#### [PROBLEM TO SOLVE]
All of the material below is to be returned exactly.

---------- RECORDS FOR THIS EXERCISE

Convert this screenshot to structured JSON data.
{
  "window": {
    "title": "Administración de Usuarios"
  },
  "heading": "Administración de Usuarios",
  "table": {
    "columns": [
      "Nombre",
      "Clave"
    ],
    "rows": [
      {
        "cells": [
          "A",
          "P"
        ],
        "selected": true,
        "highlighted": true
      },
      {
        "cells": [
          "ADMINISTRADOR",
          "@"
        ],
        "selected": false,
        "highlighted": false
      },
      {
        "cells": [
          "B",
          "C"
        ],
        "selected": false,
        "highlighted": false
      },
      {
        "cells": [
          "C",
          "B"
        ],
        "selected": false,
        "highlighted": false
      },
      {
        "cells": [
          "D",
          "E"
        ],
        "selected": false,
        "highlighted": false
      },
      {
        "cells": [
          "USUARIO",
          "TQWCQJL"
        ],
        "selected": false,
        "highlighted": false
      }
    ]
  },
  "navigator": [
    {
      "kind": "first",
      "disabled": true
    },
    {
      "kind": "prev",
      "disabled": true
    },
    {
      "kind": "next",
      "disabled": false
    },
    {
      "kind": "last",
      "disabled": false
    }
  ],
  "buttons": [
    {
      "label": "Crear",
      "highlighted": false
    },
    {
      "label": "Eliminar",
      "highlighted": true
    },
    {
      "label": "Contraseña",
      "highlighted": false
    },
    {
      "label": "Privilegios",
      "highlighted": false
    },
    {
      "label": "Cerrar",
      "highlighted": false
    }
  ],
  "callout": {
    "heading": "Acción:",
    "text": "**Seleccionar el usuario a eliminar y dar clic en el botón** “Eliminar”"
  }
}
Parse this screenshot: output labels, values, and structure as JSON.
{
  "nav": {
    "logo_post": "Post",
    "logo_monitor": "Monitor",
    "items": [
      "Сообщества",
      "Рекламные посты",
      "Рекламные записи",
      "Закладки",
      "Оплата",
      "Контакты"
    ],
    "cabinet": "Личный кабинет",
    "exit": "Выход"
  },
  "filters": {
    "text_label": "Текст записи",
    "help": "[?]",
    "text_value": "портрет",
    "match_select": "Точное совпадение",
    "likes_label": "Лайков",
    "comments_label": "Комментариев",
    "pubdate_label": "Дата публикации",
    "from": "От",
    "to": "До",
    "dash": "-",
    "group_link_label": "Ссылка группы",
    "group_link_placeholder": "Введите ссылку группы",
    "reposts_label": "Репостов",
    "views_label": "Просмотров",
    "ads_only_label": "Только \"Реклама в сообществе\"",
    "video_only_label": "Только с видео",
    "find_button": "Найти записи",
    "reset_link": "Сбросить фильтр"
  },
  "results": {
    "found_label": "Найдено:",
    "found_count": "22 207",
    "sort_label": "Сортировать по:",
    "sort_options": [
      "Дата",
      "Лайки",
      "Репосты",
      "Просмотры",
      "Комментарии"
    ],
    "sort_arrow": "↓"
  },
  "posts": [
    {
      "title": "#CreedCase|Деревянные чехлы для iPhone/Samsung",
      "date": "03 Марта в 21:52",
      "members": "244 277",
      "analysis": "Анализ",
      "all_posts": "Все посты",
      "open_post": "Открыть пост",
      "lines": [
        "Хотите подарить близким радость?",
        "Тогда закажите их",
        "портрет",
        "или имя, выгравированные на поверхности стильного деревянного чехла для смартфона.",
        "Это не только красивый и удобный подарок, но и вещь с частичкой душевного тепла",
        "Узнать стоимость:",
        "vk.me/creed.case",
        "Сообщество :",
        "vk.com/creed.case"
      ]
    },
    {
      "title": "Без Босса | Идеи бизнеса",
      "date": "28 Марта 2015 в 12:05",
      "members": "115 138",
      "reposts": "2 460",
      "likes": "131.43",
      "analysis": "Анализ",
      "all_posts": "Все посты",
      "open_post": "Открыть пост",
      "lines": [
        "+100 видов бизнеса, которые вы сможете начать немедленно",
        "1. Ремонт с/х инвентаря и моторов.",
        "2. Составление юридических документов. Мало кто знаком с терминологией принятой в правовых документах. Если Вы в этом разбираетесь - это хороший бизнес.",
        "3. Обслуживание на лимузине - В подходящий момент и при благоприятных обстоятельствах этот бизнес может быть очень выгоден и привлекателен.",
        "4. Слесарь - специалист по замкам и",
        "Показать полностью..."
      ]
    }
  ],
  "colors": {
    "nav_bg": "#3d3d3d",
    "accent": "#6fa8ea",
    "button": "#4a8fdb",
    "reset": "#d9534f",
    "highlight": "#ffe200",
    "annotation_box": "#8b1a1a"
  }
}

--------------------

#### [RIGHT ANSWER]
Convert this screenshot to structured JSON data.
{
  "window": {
    "title": "Administración de Usuarios"
  },
  "heading": "Administración de Usuarios",
  "table": {
    "columns": [
      "Nombre",
      "Clave"
    ],
    "rows": [
      {
        "cells": [
          "A",
          "P"
        ],
        "selected": true,
        "highlighted": true
      },
      {
        "cells": [
          "ADMINISTRADOR",
          "@"
        ],
        "selected": false,
        "highlighted": false
      },
      {
        "cells": [
          "B",
          "C"
        ],
        "selected": false,
        "highlighted": false
      },
      {
        "cells": [
          "C",
          "B"
        ],
        "selected": false,
        "highlighted": false
      },
      {
        "cells": [
          "D",
          "E"
        ],
        "selected": false,
        "highlighted": false
      },
      {
        "cells": [
          "USUARIO",
          "TQWCQJL"
        ],
        "selected": false,
        "highlighted": false
      }
    ]
  },
  "navigator": [
    {
      "kind": "first",
      "disabled": true
    },
    {
      "kind": "prev",
      "disabled": true
    },
    {
      "kind": "next",
      "disabled": false
    },
    {
      "kind": "last",
      "disabled": false
    }
  ],
  "buttons": [
    {
      "label": "Crear",
      "highlighted": false
    },
    {
      "label": "Eliminar",
      "highlighted": true
    },
    {
      "label": "Contraseña",
      "highlighted": false
    },
    {
      "label": "Privilegios",
      "highlighted": false
    },
    {
      "label": "Cerrar",
      "highlighted": false
    }
  ],
  "callout": {
    "heading": "Acción:",
    "text": "**Seleccionar el usuario a eliminar y dar clic en el botón** “Eliminar”"
  }
}
Parse this screenshot: output labels, values, and structure as JSON.
{
  "nav": {
    "logo_post": "Post",
    "logo_monitor": "Monitor",
    "items": [
      "Сообщества",
      "Рекламные посты",
      "Рекламные записи",
      "Закладки",
      "Оплата",
      "Контакты"
    ],
    "cabinet": "Личный кабинет",
    "exit": "Выход"
  },
  "filters": {
    "text_label": "Текст записи",
    "help": "[?]",
    "text_value": "портрет",
    "match_select": "Точное совпадение",
    "likes_label": "Лайков",
    "comments_label": "Комментариев",
    "pubdate_label": "Дата публикации",
    "from": "От",
    "to": "До",
    "dash": "-",
    "group_link_label": "Ссылка группы",
    "group_link_placeholder": "Введите ссылку группы",
    "reposts_label": "Репостов",
    "views_label": "Просмотров",
    "ads_only_label": "Только \"Реклама в сообществе\"",
    "video_only_label": "Только с видео",
    "find_button": "Найти записи",
    "reset_link": "Сбросить фильтр"
  },
  "results": {
    "found_label": "Найдено:",
    "found_count": "22 207",
    "sort_label": "Сортировать по:",
    "sort_options": [
      "Дата",
      "Лайки",
      "Репосты",
      "Просмотры",
      "Комментарии"
    ],
    "sort_arrow": "↓"
  },
  "posts": [
    {
      "title": "#CreedCase|Деревянные чехлы для iPhone/Samsung",
      "date": "03 Марта в 21:52",
      "members": "244 277",
      "analysis": "Анализ",
      "all_posts": "Все посты",
      "open_post": "Открыть пост",
      "lines": [
        "Хотите подарить близким радость?",
        "Тогда закажите их",
        "портрет",
        "или имя, выгравированные на поверхности стильного деревянного чехла для смартфона.",
        "Это не только красивый и удобный подарок, но и вещь с частичкой душевного тепла",
        "Узнать стоимость:",
        "vk.me/creed.case",
        "Сообщество :",
        "vk.com/creed.case"
      ]
    },
    {
      "title": "Без Босса | Идеи бизнеса",
      "date": "28 Марта 2015 в 12:05",
      "members": "115 138",
      "reposts": "2 460",
      "likes": "131.43",
      "analysis": "Анализ",
      "all_posts": "Все посты",
      "open_post": "Открыть пост",
      "lines": [
        "+100 видов бизнеса, которые вы сможете начать немедленно",
        "1. Ремонт с/х инвентаря и моторов.",
        "2. Составление юридических документов. Мало кто знаком с терминологией принятой в правовых документах. Если Вы в этом разбираетесь - это хороший бизнес.",
        "3. Обслуживание на лимузине - В подходящий момент и при благоприятных обстоятельствах этот бизнес может быть очень выгоден и привлекателен.",
        "4. Слесарь - специалист по замкам и",
        "Показать полностью..."
      ]
    }
  ],
  "colors": {
    "nav_bg": "#3d3d3d",
    "accent": "#6fa8ea",
    "button": "#4a8fdb",
    "reset": "#d9534f",
    "highlight": "#ffe200",
    "annotation_box": "#8b1a1a"
  }
}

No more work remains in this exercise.